Check every line of the entries for "style", and copy the lines that hold it.

[start of STORED DATA]

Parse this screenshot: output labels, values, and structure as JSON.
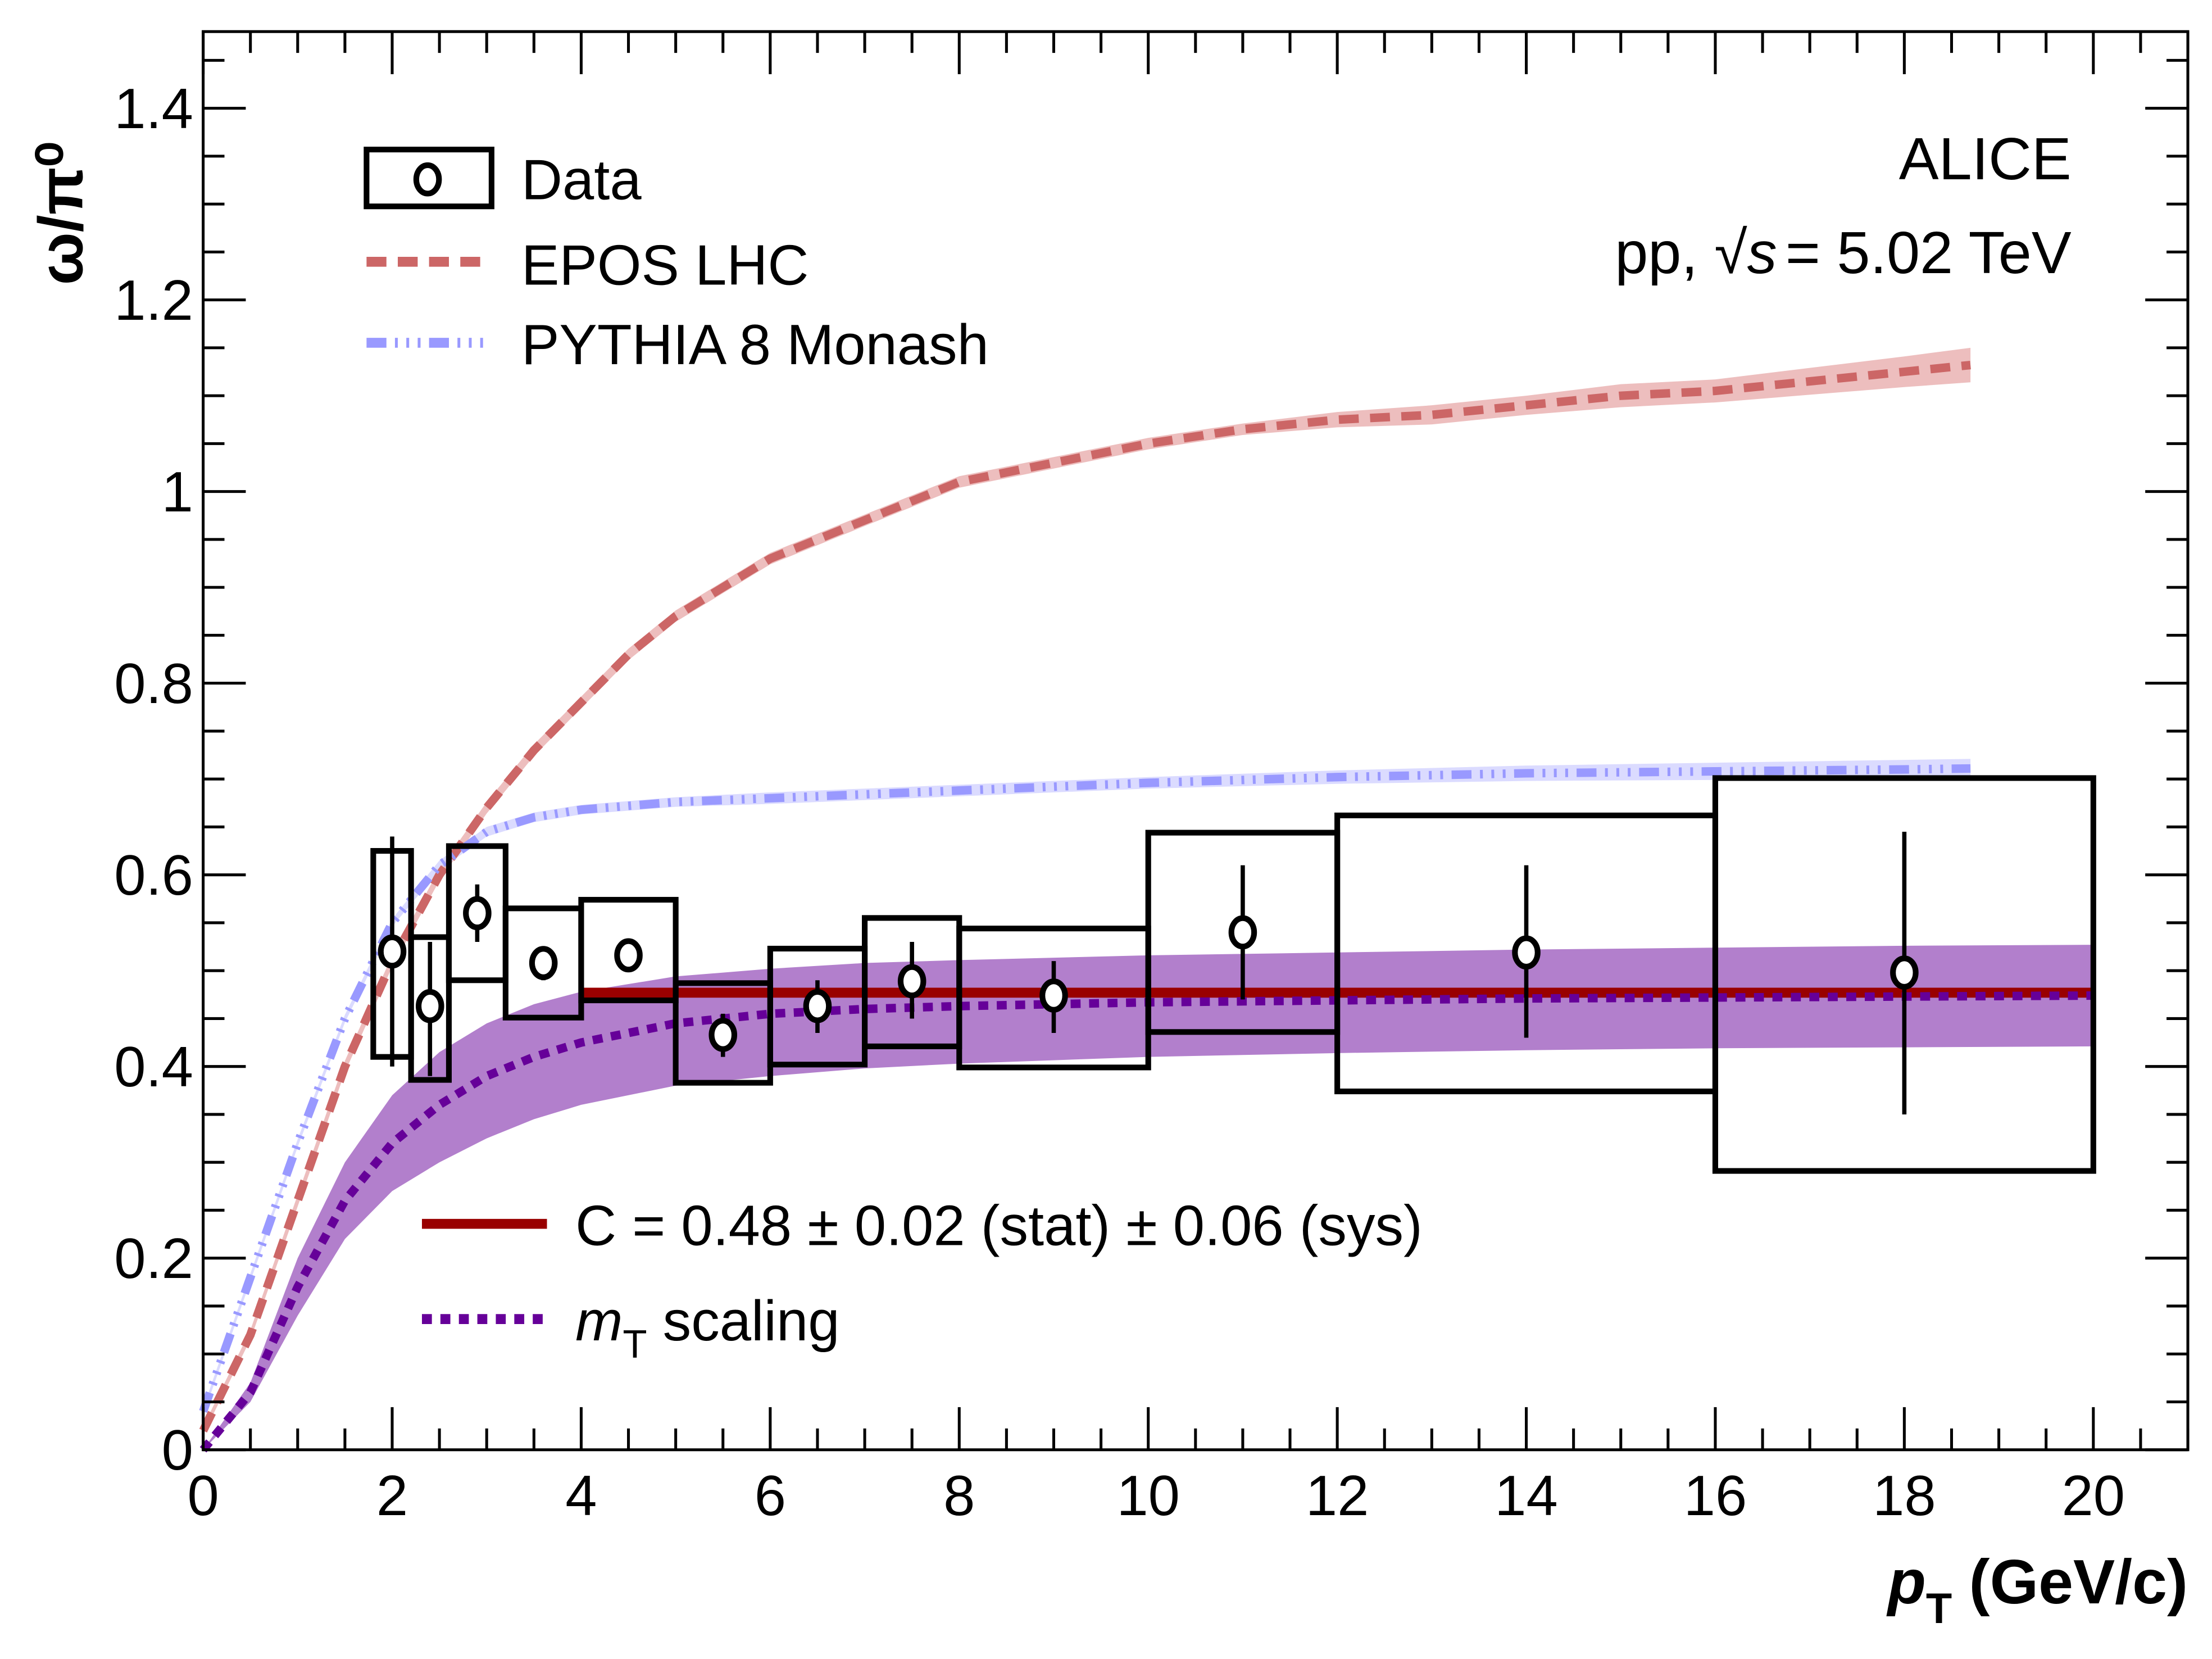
{
  "chart_data": {
    "type": "scatter",
    "title": "",
    "xlabel": "p_T (GeV/c)",
    "xlabel_main": "p",
    "xlabel_sub": "T",
    "xlabel_unit": "(GeV/c)",
    "ylabel": "ω/π⁰",
    "xlim": [
      0,
      21
    ],
    "ylim": [
      0,
      1.48
    ],
    "xticks": [
      0,
      2,
      4,
      6,
      8,
      10,
      12,
      14,
      16,
      18,
      20
    ],
    "xtick_labels": [
      "0",
      "2",
      "4",
      "6",
      "8",
      "10",
      "12",
      "14",
      "16",
      "18",
      "20"
    ],
    "yticks": [
      0,
      0.2,
      0.4,
      0.6,
      0.8,
      1.0,
      1.2,
      1.4
    ],
    "ytick_labels": [
      "0",
      "0.2",
      "0.4",
      "0.6",
      "0.8",
      "1",
      "1.2",
      "1.4"
    ],
    "annotations": {
      "experiment": "ALICE",
      "system_prefix": "pp, ",
      "sqrt_s": "s",
      "energy": "= 5.02 TeV"
    },
    "legend_top": [
      {
        "label": "Data",
        "style": "box-marker"
      },
      {
        "label": "EPOS LHC",
        "style": "dashed",
        "color": "#cc6666"
      },
      {
        "label": "PYTHIA 8 Monash",
        "style": "dash-dot",
        "color": "#9999ff"
      }
    ],
    "legend_bottom": [
      {
        "label": "C = 0.48 ± 0.02 (stat) ± 0.06 (sys)",
        "style": "solid",
        "color": "#990000"
      },
      {
        "label_main": "m",
        "label_sub": "T",
        "label_rest": " scaling",
        "style": "dotted",
        "color": "#660099"
      }
    ],
    "data": {
      "name": "Data",
      "points": [
        {
          "xlo": 1.8,
          "xhi": 2.2,
          "x": 2.0,
          "y": 0.52,
          "stat_lo": 0.4,
          "stat_hi": 0.64,
          "sys_lo": 0.41,
          "sys_hi": 0.625
        },
        {
          "xlo": 2.2,
          "xhi": 2.6,
          "x": 2.4,
          "y": 0.463,
          "stat_lo": 0.39,
          "stat_hi": 0.53,
          "sys_lo": 0.386,
          "sys_hi": 0.535
        },
        {
          "xlo": 2.6,
          "xhi": 3.2,
          "x": 2.9,
          "y": 0.56,
          "stat_lo": 0.53,
          "stat_hi": 0.59,
          "sys_lo": 0.49,
          "sys_hi": 0.63
        },
        {
          "xlo": 3.2,
          "xhi": 4.0,
          "x": 3.6,
          "y": 0.508,
          "stat_lo": 0.49,
          "stat_hi": 0.525,
          "sys_lo": 0.451,
          "sys_hi": 0.565
        },
        {
          "xlo": 4.0,
          "xhi": 5.0,
          "x": 4.5,
          "y": 0.516,
          "stat_lo": 0.5,
          "stat_hi": 0.53,
          "sys_lo": 0.469,
          "sys_hi": 0.574
        },
        {
          "xlo": 5.0,
          "xhi": 6.0,
          "x": 5.5,
          "y": 0.433,
          "stat_lo": 0.41,
          "stat_hi": 0.455,
          "sys_lo": 0.383,
          "sys_hi": 0.487
        },
        {
          "xlo": 6.0,
          "xhi": 7.0,
          "x": 6.5,
          "y": 0.463,
          "stat_lo": 0.435,
          "stat_hi": 0.49,
          "sys_lo": 0.402,
          "sys_hi": 0.523
        },
        {
          "xlo": 7.0,
          "xhi": 8.0,
          "x": 7.5,
          "y": 0.489,
          "stat_lo": 0.45,
          "stat_hi": 0.53,
          "sys_lo": 0.421,
          "sys_hi": 0.555
        },
        {
          "xlo": 8.0,
          "xhi": 10.0,
          "x": 9.0,
          "y": 0.474,
          "stat_lo": 0.435,
          "stat_hi": 0.51,
          "sys_lo": 0.399,
          "sys_hi": 0.544
        },
        {
          "xlo": 10.0,
          "xhi": 12.0,
          "x": 11.0,
          "y": 0.54,
          "stat_lo": 0.47,
          "stat_hi": 0.61,
          "sys_lo": 0.436,
          "sys_hi": 0.644
        },
        {
          "xlo": 12.0,
          "xhi": 16.0,
          "x": 14.0,
          "y": 0.519,
          "stat_lo": 0.43,
          "stat_hi": 0.61,
          "sys_lo": 0.374,
          "sys_hi": 0.662
        },
        {
          "xlo": 16.0,
          "xhi": 20.0,
          "x": 18.0,
          "y": 0.498,
          "stat_lo": 0.35,
          "stat_hi": 0.645,
          "sys_lo": 0.291,
          "sys_hi": 0.701
        }
      ]
    },
    "series": [
      {
        "name": "EPOS LHC",
        "color": "#cc6666",
        "band_color": "#e6a3a3",
        "x": [
          0,
          0.5,
          1,
          1.5,
          2,
          2.5,
          3,
          3.5,
          4,
          4.5,
          5,
          6,
          7,
          8,
          9,
          10,
          11,
          12,
          13,
          14,
          15,
          16,
          17,
          18,
          18.7
        ],
        "y": [
          0.02,
          0.12,
          0.26,
          0.4,
          0.51,
          0.6,
          0.67,
          0.73,
          0.78,
          0.83,
          0.87,
          0.93,
          0.97,
          1.01,
          1.03,
          1.05,
          1.065,
          1.075,
          1.08,
          1.09,
          1.1,
          1.105,
          1.115,
          1.125,
          1.132
        ],
        "band_halfwidth": [
          0.004,
          0.005,
          0.006,
          0.006,
          0.006,
          0.006,
          0.006,
          0.006,
          0.006,
          0.006,
          0.006,
          0.006,
          0.006,
          0.006,
          0.006,
          0.006,
          0.006,
          0.008,
          0.01,
          0.01,
          0.012,
          0.012,
          0.014,
          0.016,
          0.018
        ]
      },
      {
        "name": "PYTHIA 8 Monash",
        "color": "#9999ff",
        "band_color": "#ccccff",
        "x": [
          0,
          0.5,
          1,
          1.5,
          2,
          2.5,
          3,
          3.5,
          4,
          5,
          6,
          8,
          10,
          12,
          14,
          16,
          18,
          18.7
        ],
        "y": [
          0.04,
          0.18,
          0.32,
          0.45,
          0.55,
          0.61,
          0.645,
          0.66,
          0.668,
          0.676,
          0.68,
          0.688,
          0.696,
          0.702,
          0.706,
          0.708,
          0.71,
          0.711
        ],
        "band_halfwidth": [
          0.004,
          0.004,
          0.004,
          0.004,
          0.004,
          0.005,
          0.005,
          0.005,
          0.005,
          0.005,
          0.006,
          0.006,
          0.006,
          0.007,
          0.008,
          0.009,
          0.01,
          0.01
        ]
      },
      {
        "name": "C fit",
        "color": "#990000",
        "x": [
          4,
          20
        ],
        "y": [
          0.477,
          0.477
        ]
      },
      {
        "name": "mT scaling",
        "color": "#660099",
        "band_color": "#b27fcc",
        "x": [
          0,
          0.5,
          1,
          1.5,
          2,
          2.5,
          3,
          3.5,
          4,
          5,
          6,
          7,
          8,
          10,
          12,
          14,
          16,
          18,
          20
        ],
        "y": [
          0.0,
          0.06,
          0.17,
          0.26,
          0.32,
          0.36,
          0.39,
          0.41,
          0.425,
          0.445,
          0.455,
          0.46,
          0.463,
          0.467,
          0.469,
          0.471,
          0.472,
          0.473,
          0.474
        ],
        "band_lo": [
          0.0,
          0.05,
          0.14,
          0.22,
          0.27,
          0.3,
          0.325,
          0.345,
          0.36,
          0.38,
          0.39,
          0.398,
          0.403,
          0.41,
          0.414,
          0.417,
          0.419,
          0.42,
          0.421
        ],
        "band_hi": [
          0.0,
          0.07,
          0.2,
          0.3,
          0.37,
          0.415,
          0.445,
          0.465,
          0.478,
          0.494,
          0.502,
          0.508,
          0.511,
          0.516,
          0.519,
          0.522,
          0.524,
          0.526,
          0.527
        ]
      }
    ]
  }
}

[end of STORED DATA]

> [COMPLETE ANSWER]:
        "style": "box-marker"
        "style": "dashed",
        "style": "dash-dot",
        "style": "solid",
        "style": "dotted",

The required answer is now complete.